What you have to do.
Your task is to reproduce the material exactly.

Material shown.

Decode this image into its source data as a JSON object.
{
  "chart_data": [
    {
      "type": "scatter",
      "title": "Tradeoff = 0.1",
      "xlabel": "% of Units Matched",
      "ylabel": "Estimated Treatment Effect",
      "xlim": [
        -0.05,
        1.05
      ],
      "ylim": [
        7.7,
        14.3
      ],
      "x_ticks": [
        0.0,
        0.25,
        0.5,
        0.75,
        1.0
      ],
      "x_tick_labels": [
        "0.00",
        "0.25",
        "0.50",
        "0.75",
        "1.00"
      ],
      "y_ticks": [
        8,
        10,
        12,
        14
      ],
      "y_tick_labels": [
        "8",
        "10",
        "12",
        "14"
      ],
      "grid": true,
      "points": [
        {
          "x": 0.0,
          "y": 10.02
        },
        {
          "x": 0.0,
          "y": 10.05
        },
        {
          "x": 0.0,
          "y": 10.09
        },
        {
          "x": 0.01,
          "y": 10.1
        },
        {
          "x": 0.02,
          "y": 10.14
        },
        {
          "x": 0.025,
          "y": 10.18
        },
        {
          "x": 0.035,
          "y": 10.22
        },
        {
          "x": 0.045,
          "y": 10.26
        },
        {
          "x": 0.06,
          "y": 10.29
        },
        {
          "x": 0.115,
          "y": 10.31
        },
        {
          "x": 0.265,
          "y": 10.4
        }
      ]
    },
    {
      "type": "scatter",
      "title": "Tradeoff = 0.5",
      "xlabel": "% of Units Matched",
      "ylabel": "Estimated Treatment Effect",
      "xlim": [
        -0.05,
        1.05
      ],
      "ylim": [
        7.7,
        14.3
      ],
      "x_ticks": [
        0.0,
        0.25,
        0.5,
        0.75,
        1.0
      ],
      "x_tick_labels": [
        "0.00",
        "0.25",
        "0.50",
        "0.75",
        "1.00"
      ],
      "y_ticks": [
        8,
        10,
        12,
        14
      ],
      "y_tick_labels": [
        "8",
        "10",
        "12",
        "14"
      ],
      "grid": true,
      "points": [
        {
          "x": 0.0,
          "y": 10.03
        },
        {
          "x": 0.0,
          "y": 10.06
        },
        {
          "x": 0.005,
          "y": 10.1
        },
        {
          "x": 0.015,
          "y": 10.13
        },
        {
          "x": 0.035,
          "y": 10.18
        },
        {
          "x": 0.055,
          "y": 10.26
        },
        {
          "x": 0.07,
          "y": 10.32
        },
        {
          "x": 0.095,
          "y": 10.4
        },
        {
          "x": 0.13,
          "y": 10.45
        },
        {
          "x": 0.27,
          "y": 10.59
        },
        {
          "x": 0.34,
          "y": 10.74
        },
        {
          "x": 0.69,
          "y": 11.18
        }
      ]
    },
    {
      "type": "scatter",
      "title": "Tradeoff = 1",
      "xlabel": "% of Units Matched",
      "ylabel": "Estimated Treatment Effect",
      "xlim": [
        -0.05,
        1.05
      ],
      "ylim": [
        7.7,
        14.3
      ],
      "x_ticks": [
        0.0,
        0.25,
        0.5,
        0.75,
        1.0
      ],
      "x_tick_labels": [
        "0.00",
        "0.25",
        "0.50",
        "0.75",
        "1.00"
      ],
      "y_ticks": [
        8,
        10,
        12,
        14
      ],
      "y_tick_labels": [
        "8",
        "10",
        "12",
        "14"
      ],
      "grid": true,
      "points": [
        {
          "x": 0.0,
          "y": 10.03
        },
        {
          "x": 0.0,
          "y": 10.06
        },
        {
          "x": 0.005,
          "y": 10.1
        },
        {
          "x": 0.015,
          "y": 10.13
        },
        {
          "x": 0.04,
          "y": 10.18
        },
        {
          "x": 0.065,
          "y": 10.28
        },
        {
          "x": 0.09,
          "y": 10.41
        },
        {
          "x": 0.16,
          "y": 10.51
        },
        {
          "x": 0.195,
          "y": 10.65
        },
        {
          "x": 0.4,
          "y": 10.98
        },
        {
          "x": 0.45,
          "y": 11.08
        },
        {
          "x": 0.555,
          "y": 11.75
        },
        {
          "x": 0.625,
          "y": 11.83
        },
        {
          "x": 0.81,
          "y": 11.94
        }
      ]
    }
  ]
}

Response for this exercise.
Decode this image into its source data as a JSON object.
{
  "chart_data": [
    {
      "type": "scatter",
      "title": "Tradeoff = 0.1",
      "xlabel": "% of Units Matched",
      "ylabel": "Estimated Treatment Effect",
      "xlim": [
        -0.05,
        1.05
      ],
      "ylim": [
        7.7,
        14.3
      ],
      "x_ticks": [
        0.0,
        0.25,
        0.5,
        0.75,
        1.0
      ],
      "x_tick_labels": [
        "0.00",
        "0.25",
        "0.50",
        "0.75",
        "1.00"
      ],
      "y_ticks": [
        8,
        10,
        12,
        14
      ],
      "y_tick_labels": [
        "8",
        "10",
        "12",
        "14"
      ],
      "grid": true,
      "points": [
        {
          "x": 0.0,
          "y": 10.02
        },
        {
          "x": 0.0,
          "y": 10.05
        },
        {
          "x": 0.0,
          "y": 10.09
        },
        {
          "x": 0.01,
          "y": 10.1
        },
        {
          "x": 0.02,
          "y": 10.14
        },
        {
          "x": 0.025,
          "y": 10.18
        },
        {
          "x": 0.035,
          "y": 10.22
        },
        {
          "x": 0.045,
          "y": 10.26
        },
        {
          "x": 0.06,
          "y": 10.29
        },
        {
          "x": 0.115,
          "y": 10.31
        },
        {
          "x": 0.265,
          "y": 10.4
        }
      ]
    },
    {
      "type": "scatter",
      "title": "Tradeoff = 0.5",
      "xlabel": "% of Units Matched",
      "ylabel": "Estimated Treatment Effect",
      "xlim": [
        -0.05,
        1.05
      ],
      "ylim": [
        7.7,
        14.3
      ],
      "x_ticks": [
        0.0,
        0.25,
        0.5,
        0.75,
        1.0
      ],
      "x_tick_labels": [
        "0.00",
        "0.25",
        "0.50",
        "0.75",
        "1.00"
      ],
      "y_ticks": [
        8,
        10,
        12,
        14
      ],
      "y_tick_labels": [
        "8",
        "10",
        "12",
        "14"
      ],
      "grid": true,
      "points": [
        {
          "x": 0.0,
          "y": 10.03
        },
        {
          "x": 0.0,
          "y": 10.06
        },
        {
          "x": 0.005,
          "y": 10.1
        },
        {
          "x": 0.015,
          "y": 10.13
        },
        {
          "x": 0.035,
          "y": 10.18
        },
        {
          "x": 0.055,
          "y": 10.26
        },
        {
          "x": 0.07,
          "y": 10.32
        },
        {
          "x": 0.095,
          "y": 10.4
        },
        {
          "x": 0.13,
          "y": 10.45
        },
        {
          "x": 0.27,
          "y": 10.59
        },
        {
          "x": 0.34,
          "y": 10.74
        },
        {
          "x": 0.69,
          "y": 11.18
        }
      ]
    },
    {
      "type": "scatter",
      "title": "Tradeoff = 1",
      "xlabel": "% of Units Matched",
      "ylabel": "Estimated Treatment Effect",
      "xlim": [
        -0.05,
        1.05
      ],
      "ylim": [
        7.7,
        14.3
      ],
      "x_ticks": [
        0.0,
        0.25,
        0.5,
        0.75,
        1.0
      ],
      "x_tick_labels": [
        "0.00",
        "0.25",
        "0.50",
        "0.75",
        "1.00"
      ],
      "y_ticks": [
        8,
        10,
        12,
        14
      ],
      "y_tick_labels": [
        "8",
        "10",
        "12",
        "14"
      ],
      "grid": true,
      "points": [
        {
          "x": 0.0,
          "y": 10.03
        },
        {
          "x": 0.0,
          "y": 10.06
        },
        {
          "x": 0.005,
          "y": 10.1
        },
        {
          "x": 0.015,
          "y": 10.13
        },
        {
          "x": 0.04,
          "y": 10.18
        },
        {
          "x": 0.065,
          "y": 10.28
        },
        {
          "x": 0.09,
          "y": 10.41
        },
        {
          "x": 0.16,
          "y": 10.51
        },
        {
          "x": 0.195,
          "y": 10.65
        },
        {
          "x": 0.4,
          "y": 10.98
        },
        {
          "x": 0.45,
          "y": 11.08
        },
        {
          "x": 0.555,
          "y": 11.75
        },
        {
          "x": 0.625,
          "y": 11.83
        },
        {
          "x": 0.81,
          "y": 11.94
        }
      ]
    }
  ]
}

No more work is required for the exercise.